» Stated problem: Output each entry exactly; skip nothing.

» Records to use:
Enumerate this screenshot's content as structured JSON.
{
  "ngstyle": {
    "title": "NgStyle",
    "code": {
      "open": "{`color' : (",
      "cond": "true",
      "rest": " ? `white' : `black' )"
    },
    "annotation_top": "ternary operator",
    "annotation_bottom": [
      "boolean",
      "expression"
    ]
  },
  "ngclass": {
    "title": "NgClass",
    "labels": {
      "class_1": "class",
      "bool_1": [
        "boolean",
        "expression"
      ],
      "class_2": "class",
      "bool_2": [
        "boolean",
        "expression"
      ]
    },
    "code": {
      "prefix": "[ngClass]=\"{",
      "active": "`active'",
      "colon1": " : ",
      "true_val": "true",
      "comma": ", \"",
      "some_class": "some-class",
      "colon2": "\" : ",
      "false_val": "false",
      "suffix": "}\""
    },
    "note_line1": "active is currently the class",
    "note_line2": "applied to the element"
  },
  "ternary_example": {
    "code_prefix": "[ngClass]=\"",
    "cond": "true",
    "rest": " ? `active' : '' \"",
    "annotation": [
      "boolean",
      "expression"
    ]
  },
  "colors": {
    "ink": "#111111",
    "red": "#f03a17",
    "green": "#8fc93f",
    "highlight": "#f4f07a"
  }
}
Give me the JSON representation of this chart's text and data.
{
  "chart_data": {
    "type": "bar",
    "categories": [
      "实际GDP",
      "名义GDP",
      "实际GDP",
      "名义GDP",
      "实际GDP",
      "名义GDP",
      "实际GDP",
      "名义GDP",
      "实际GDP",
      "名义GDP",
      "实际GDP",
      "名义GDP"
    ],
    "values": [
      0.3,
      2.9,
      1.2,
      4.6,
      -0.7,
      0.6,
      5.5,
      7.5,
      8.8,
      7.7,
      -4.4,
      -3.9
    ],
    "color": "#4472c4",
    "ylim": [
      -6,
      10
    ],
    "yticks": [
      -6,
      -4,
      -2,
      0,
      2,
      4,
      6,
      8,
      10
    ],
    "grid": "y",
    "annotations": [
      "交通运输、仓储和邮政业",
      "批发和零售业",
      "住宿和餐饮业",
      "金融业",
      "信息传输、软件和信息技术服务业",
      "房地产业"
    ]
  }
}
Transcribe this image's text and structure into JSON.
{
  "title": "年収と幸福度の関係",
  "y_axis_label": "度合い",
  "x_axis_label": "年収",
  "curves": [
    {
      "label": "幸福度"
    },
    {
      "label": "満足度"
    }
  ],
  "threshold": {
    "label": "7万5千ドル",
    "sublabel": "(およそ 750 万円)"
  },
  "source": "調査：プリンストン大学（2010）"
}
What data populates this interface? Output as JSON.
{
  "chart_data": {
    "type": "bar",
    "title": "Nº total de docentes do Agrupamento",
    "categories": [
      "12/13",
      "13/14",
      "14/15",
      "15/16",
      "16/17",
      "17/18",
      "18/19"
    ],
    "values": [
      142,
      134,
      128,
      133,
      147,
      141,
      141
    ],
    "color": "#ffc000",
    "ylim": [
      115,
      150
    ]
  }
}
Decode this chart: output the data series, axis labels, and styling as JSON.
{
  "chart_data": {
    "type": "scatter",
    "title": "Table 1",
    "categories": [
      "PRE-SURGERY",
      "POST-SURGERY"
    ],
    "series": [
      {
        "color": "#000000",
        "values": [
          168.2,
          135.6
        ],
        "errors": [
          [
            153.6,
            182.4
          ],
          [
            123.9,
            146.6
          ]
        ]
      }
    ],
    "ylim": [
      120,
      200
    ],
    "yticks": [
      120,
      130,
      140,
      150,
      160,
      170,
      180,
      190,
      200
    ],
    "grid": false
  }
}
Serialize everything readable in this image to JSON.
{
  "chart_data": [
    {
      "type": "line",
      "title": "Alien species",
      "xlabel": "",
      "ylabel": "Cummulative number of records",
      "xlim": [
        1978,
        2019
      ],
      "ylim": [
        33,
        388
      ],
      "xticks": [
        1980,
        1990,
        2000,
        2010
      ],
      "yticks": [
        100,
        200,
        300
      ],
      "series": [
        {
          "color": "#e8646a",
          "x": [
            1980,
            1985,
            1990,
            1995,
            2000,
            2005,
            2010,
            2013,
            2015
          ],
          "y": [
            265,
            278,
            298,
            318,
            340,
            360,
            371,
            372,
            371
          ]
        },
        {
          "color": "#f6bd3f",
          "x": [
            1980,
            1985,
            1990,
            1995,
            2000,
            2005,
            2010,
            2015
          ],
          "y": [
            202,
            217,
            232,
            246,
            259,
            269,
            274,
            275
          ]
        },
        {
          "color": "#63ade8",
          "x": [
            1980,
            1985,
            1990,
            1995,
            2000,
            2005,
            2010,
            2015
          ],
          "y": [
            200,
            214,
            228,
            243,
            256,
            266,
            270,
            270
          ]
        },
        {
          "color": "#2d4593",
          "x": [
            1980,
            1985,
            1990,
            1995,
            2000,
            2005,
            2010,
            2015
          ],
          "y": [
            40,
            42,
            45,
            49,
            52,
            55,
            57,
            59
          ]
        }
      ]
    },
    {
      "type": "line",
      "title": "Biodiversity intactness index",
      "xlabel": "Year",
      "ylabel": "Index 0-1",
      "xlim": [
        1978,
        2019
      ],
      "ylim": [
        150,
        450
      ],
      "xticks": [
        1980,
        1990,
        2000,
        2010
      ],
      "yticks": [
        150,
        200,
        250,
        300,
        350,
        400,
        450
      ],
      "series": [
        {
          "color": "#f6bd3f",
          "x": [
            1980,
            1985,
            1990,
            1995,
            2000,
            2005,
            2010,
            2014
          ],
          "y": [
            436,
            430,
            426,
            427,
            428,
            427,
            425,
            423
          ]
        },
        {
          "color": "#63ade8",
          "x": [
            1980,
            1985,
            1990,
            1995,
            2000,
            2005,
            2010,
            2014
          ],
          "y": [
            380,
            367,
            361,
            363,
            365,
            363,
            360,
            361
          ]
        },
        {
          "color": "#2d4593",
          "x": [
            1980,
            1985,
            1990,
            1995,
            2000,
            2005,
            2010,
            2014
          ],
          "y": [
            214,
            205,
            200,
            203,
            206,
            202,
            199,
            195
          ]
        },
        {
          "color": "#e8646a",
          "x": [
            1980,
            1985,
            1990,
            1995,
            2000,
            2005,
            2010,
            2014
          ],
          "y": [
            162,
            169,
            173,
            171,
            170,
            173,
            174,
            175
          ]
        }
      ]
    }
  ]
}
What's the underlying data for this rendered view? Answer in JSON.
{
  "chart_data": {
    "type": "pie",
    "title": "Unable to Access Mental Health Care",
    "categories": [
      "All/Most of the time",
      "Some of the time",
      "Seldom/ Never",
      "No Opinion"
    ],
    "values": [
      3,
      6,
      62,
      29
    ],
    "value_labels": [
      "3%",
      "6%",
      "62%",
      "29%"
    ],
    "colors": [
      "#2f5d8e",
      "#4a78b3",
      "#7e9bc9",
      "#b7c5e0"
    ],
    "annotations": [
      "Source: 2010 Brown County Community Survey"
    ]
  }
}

» Solution to the problem:
Enumerate this screenshot's content as structured JSON.
{
  "ngstyle": {
    "title": "NgStyle",
    "code": {
      "open": "{`color' : (",
      "cond": "true",
      "rest": " ? `white' : `black' )"
    },
    "annotation_top": "ternary operator",
    "annotation_bottom": [
      "boolean",
      "expression"
    ]
  },
  "ngclass": {
    "title": "NgClass",
    "labels": {
      "class_1": "class",
      "bool_1": [
        "boolean",
        "expression"
      ],
      "class_2": "class",
      "bool_2": [
        "boolean",
        "expression"
      ]
    },
    "code": {
      "prefix": "[ngClass]=\"{",
      "active": "`active'",
      "colon1": " : ",
      "true_val": "true",
      "comma": ", \"",
      "some_class": "some-class",
      "colon2": "\" : ",
      "false_val": "false",
      "suffix": "}\""
    },
    "note_line1": "active is currently the class",
    "note_line2": "applied to the element"
  },
  "ternary_example": {
    "code_prefix": "[ngClass]=\"",
    "cond": "true",
    "rest": " ? `active' : '' \"",
    "annotation": [
      "boolean",
      "expression"
    ]
  },
  "colors": {
    "ink": "#111111",
    "red": "#f03a17",
    "green": "#8fc93f",
    "highlight": "#f4f07a"
  }
}
Give me the JSON representation of this chart's text and data.
{
  "chart_data": {
    "type": "bar",
    "categories": [
      "实际GDP",
      "名义GDP",
      "实际GDP",
      "名义GDP",
      "实际GDP",
      "名义GDP",
      "实际GDP",
      "名义GDP",
      "实际GDP",
      "名义GDP",
      "实际GDP",
      "名义GDP"
    ],
    "values": [
      0.3,
      2.9,
      1.2,
      4.6,
      -0.7,
      0.6,
      5.5,
      7.5,
      8.8,
      7.7,
      -4.4,
      -3.9
    ],
    "color": "#4472c4",
    "ylim": [
      -6,
      10
    ],
    "yticks": [
      -6,
      -4,
      -2,
      0,
      2,
      4,
      6,
      8,
      10
    ],
    "grid": "y",
    "annotations": [
      "交通运输、仓储和邮政业",
      "批发和零售业",
      "住宿和餐饮业",
      "金融业",
      "信息传输、软件和信息技术服务业",
      "房地产业"
    ]
  }
}
Transcribe this image's text and structure into JSON.
{
  "title": "年収と幸福度の関係",
  "y_axis_label": "度合い",
  "x_axis_label": "年収",
  "curves": [
    {
      "label": "幸福度"
    },
    {
      "label": "満足度"
    }
  ],
  "threshold": {
    "label": "7万5千ドル",
    "sublabel": "(およそ 750 万円)"
  },
  "source": "調査：プリンストン大学（2010）"
}
What data populates this interface? Output as JSON.
{
  "chart_data": {
    "type": "bar",
    "title": "Nº total de docentes do Agrupamento",
    "categories": [
      "12/13",
      "13/14",
      "14/15",
      "15/16",
      "16/17",
      "17/18",
      "18/19"
    ],
    "values": [
      142,
      134,
      128,
      133,
      147,
      141,
      141
    ],
    "color": "#ffc000",
    "ylim": [
      115,
      150
    ]
  }
}
Decode this chart: output the data series, axis labels, and styling as JSON.
{
  "chart_data": {
    "type": "scatter",
    "title": "Table 1",
    "categories": [
      "PRE-SURGERY",
      "POST-SURGERY"
    ],
    "series": [
      {
        "color": "#000000",
        "values": [
          168.2,
          135.6
        ],
        "errors": [
          [
            153.6,
            182.4
          ],
          [
            123.9,
            146.6
          ]
        ]
      }
    ],
    "ylim": [
      120,
      200
    ],
    "yticks": [
      120,
      130,
      140,
      150,
      160,
      170,
      180,
      190,
      200
    ],
    "grid": false
  }
}
Serialize everything readable in this image to JSON.
{
  "chart_data": [
    {
      "type": "line",
      "title": "Alien species",
      "xlabel": "",
      "ylabel": "Cummulative number of records",
      "xlim": [
        1978,
        2019
      ],
      "ylim": [
        33,
        388
      ],
      "xticks": [
        1980,
        1990,
        2000,
        2010
      ],
      "yticks": [
        100,
        200,
        300
      ],
      "series": [
        {
          "color": "#e8646a",
          "x": [
            1980,
            1985,
            1990,
            1995,
            2000,
            2005,
            2010,
            2013,
            2015
          ],
          "y": [
            265,
            278,
            298,
            318,
            340,
            360,
            371,
            372,
            371
          ]
        },
        {
          "color": "#f6bd3f",
          "x": [
            1980,
            1985,
            1990,
            1995,
            2000,
            2005,
            2010,
            2015
          ],
          "y": [
            202,
            217,
            232,
            246,
            259,
            269,
            274,
            275
          ]
        },
        {
          "color": "#63ade8",
          "x": [
            1980,
            1985,
            1990,
            1995,
            2000,
            2005,
            2010,
            2015
          ],
          "y": [
            200,
            214,
            228,
            243,
            256,
            266,
            270,
            270
          ]
        },
        {
          "color": "#2d4593",
          "x": [
            1980,
            1985,
            1990,
            1995,
            2000,
            2005,
            2010,
            2015
          ],
          "y": [
            40,
            42,
            45,
            49,
            52,
            55,
            57,
            59
          ]
        }
      ]
    },
    {
      "type": "line",
      "title": "Biodiversity intactness index",
      "xlabel": "Year",
      "ylabel": "Index 0-1",
      "xlim": [
        1978,
        2019
      ],
      "ylim": [
        150,
        450
      ],
      "xticks": [
        1980,
        1990,
        2000,
        2010
      ],
      "yticks": [
        150,
        200,
        250,
        300,
        350,
        400,
        450
      ],
      "series": [
        {
          "color": "#f6bd3f",
          "x": [
            1980,
            1985,
            1990,
            1995,
            2000,
            2005,
            2010,
            2014
          ],
          "y": [
            436,
            430,
            426,
            427,
            428,
            427,
            425,
            423
          ]
        },
        {
          "color": "#63ade8",
          "x": [
            1980,
            1985,
            1990,
            1995,
            2000,
            2005,
            2010,
            2014
          ],
          "y": [
            380,
            367,
            361,
            363,
            365,
            363,
            360,
            361
          ]
        },
        {
          "color": "#2d4593",
          "x": [
            1980,
            1985,
            1990,
            1995,
            2000,
            2005,
            2010,
            2014
          ],
          "y": [
            214,
            205,
            200,
            203,
            206,
            202,
            199,
            195
          ]
        },
        {
          "color": "#e8646a",
          "x": [
            1980,
            1985,
            1990,
            1995,
            2000,
            2005,
            2010,
            2014
          ],
          "y": [
            162,
            169,
            173,
            171,
            170,
            173,
            174,
            175
          ]
        }
      ]
    }
  ]
}
What's the underlying data for this rendered view? Answer in JSON.
{
  "chart_data": {
    "type": "pie",
    "title": "Unable to Access Mental Health Care",
    "categories": [
      "All/Most of the time",
      "Some of the time",
      "Seldom/ Never",
      "No Opinion"
    ],
    "values": [
      3,
      6,
      62,
      29
    ],
    "value_labels": [
      "3%",
      "6%",
      "62%",
      "29%"
    ],
    "colors": [
      "#2f5d8e",
      "#4a78b3",
      "#7e9bc9",
      "#b7c5e0"
    ],
    "annotations": [
      "Source: 2010 Brown County Community Survey"
    ]
  }
}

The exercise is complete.